◆ Record extracts
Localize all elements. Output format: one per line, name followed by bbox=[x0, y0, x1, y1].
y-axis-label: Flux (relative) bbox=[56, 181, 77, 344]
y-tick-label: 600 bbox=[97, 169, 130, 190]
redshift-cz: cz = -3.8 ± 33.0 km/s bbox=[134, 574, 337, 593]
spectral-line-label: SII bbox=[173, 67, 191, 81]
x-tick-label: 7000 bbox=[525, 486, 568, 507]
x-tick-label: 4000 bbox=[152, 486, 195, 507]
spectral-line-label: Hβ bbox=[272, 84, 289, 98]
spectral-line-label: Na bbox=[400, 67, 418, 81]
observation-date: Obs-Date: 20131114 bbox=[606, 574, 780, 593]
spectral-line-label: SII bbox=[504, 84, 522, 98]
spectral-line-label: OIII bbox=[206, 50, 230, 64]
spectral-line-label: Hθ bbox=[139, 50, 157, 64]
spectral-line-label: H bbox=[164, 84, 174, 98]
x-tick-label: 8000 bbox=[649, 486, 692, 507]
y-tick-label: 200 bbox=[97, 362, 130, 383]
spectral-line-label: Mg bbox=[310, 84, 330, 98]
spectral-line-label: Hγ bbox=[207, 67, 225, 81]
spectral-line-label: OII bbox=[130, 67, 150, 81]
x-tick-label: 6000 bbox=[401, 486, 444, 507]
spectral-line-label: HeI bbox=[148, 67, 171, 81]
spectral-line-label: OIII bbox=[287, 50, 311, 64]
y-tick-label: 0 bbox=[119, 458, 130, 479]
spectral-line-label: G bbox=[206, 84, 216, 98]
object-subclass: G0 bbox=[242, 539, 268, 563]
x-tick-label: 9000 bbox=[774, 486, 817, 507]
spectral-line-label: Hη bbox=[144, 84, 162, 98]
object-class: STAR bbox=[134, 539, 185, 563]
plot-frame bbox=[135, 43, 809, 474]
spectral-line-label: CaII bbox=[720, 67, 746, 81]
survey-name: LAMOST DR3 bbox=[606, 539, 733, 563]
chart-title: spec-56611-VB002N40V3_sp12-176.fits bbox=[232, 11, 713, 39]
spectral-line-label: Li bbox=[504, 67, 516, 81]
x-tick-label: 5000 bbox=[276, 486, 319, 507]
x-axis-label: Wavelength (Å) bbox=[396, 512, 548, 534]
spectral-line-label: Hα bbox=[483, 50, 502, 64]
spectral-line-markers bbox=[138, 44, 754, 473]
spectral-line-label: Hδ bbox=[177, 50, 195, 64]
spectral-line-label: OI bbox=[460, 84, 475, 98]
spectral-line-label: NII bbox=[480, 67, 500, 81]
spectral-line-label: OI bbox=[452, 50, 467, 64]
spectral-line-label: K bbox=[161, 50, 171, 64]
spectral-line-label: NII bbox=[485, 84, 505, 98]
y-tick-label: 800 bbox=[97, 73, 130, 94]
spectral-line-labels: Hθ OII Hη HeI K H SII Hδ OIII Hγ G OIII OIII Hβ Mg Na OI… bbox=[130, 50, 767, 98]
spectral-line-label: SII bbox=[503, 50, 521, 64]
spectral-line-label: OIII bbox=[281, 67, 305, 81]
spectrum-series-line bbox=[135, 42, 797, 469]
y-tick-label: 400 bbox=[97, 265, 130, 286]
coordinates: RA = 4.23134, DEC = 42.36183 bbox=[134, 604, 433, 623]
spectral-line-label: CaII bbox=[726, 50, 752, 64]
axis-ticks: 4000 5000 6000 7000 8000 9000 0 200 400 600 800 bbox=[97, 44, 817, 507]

◆ Work to complete
Which lines of the entries above contain the string "CaII" with its case matched exactly? Copy out each of those lines whole.

◆ Task answer
spectral-line-label: CaII bbox=[720, 67, 746, 81]
spectral-line-label: CaII bbox=[726, 50, 752, 64]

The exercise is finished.